--- START OF Record excerpts ---
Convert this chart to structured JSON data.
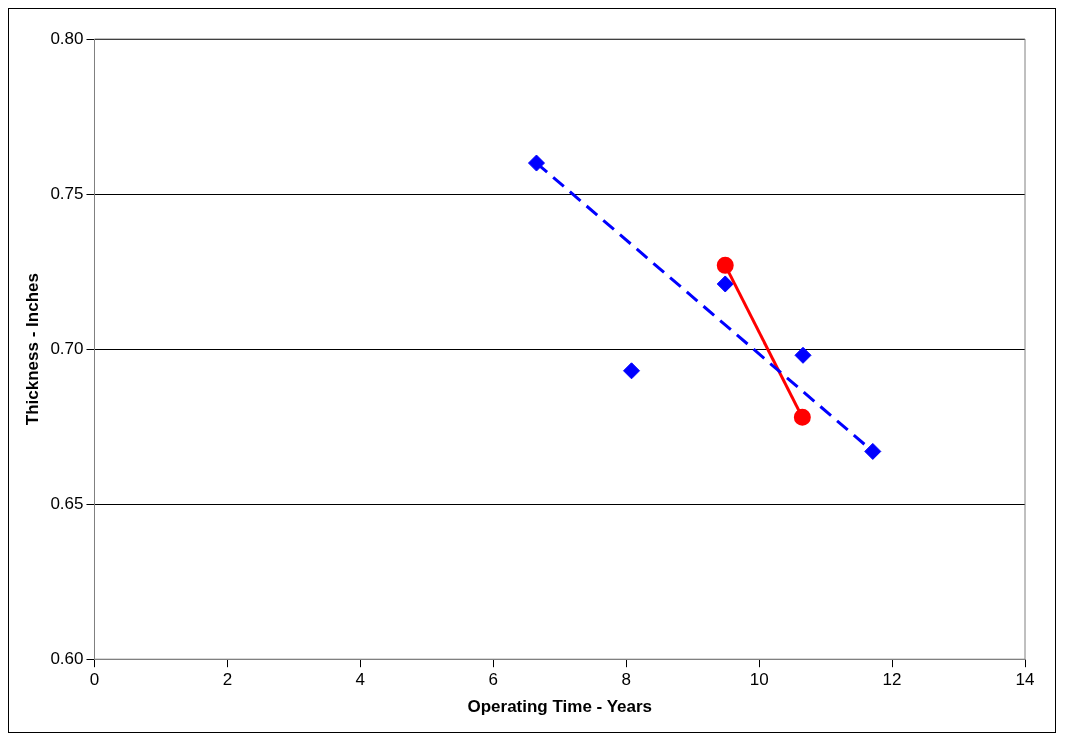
{
  "chart_data": {
    "type": "scatter",
    "xlabel": "Operating Time - Years",
    "ylabel": "Thickness - Inches",
    "xlim": [
      0,
      14
    ],
    "xticks": [
      0,
      2,
      4,
      6,
      8,
      10,
      12,
      14
    ],
    "ylim": [
      0.6,
      0.8
    ],
    "yticks": [
      {
        "value": 0.6,
        "label": "0.60"
      },
      {
        "value": 0.65,
        "label": "0.65"
      },
      {
        "value": 0.7,
        "label": "0.70"
      },
      {
        "value": 0.75,
        "label": "0.75"
      },
      {
        "value": 0.8,
        "label": "0.80"
      }
    ],
    "grid": "y",
    "legend": false,
    "series": [
      {
        "type": "scatter",
        "color": "#0000ff",
        "marker": "diamond",
        "x": [
          6.65,
          8.08,
          9.49,
          10.66,
          11.71
        ],
        "values": [
          0.76,
          0.693,
          0.721,
          0.698,
          0.667
        ]
      },
      {
        "type": "line",
        "color": "#0000ff",
        "marker": "none",
        "line_style": "dashed",
        "x": [
          6.65,
          11.71
        ],
        "values": [
          0.76,
          0.667
        ]
      },
      {
        "type": "line",
        "color": "#ff0000",
        "marker": "circle",
        "line_style": "solid",
        "x": [
          9.49,
          10.65
        ],
        "values": [
          0.727,
          0.678
        ]
      }
    ]
  }
}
--- END OF Record excerpts ---
* _What is needed_:
Repeat verbatim all the material, but not the pictures.

* _Solution to this problem_:
Convert this chart to structured JSON data.
{
  "chart_data": {
    "type": "scatter",
    "xlabel": "Operating Time - Years",
    "ylabel": "Thickness - Inches",
    "xlim": [
      0,
      14
    ],
    "xticks": [
      0,
      2,
      4,
      6,
      8,
      10,
      12,
      14
    ],
    "ylim": [
      0.6,
      0.8
    ],
    "yticks": [
      {
        "value": 0.6,
        "label": "0.60"
      },
      {
        "value": 0.65,
        "label": "0.65"
      },
      {
        "value": 0.7,
        "label": "0.70"
      },
      {
        "value": 0.75,
        "label": "0.75"
      },
      {
        "value": 0.8,
        "label": "0.80"
      }
    ],
    "grid": "y",
    "legend": false,
    "series": [
      {
        "type": "scatter",
        "color": "#0000ff",
        "marker": "diamond",
        "x": [
          6.65,
          8.08,
          9.49,
          10.66,
          11.71
        ],
        "values": [
          0.76,
          0.693,
          0.721,
          0.698,
          0.667
        ]
      },
      {
        "type": "line",
        "color": "#0000ff",
        "marker": "none",
        "line_style": "dashed",
        "x": [
          6.65,
          11.71
        ],
        "values": [
          0.76,
          0.667
        ]
      },
      {
        "type": "line",
        "color": "#ff0000",
        "marker": "circle",
        "line_style": "solid",
        "x": [
          9.49,
          10.65
        ],
        "values": [
          0.727,
          0.678
        ]
      }
    ]
  }
}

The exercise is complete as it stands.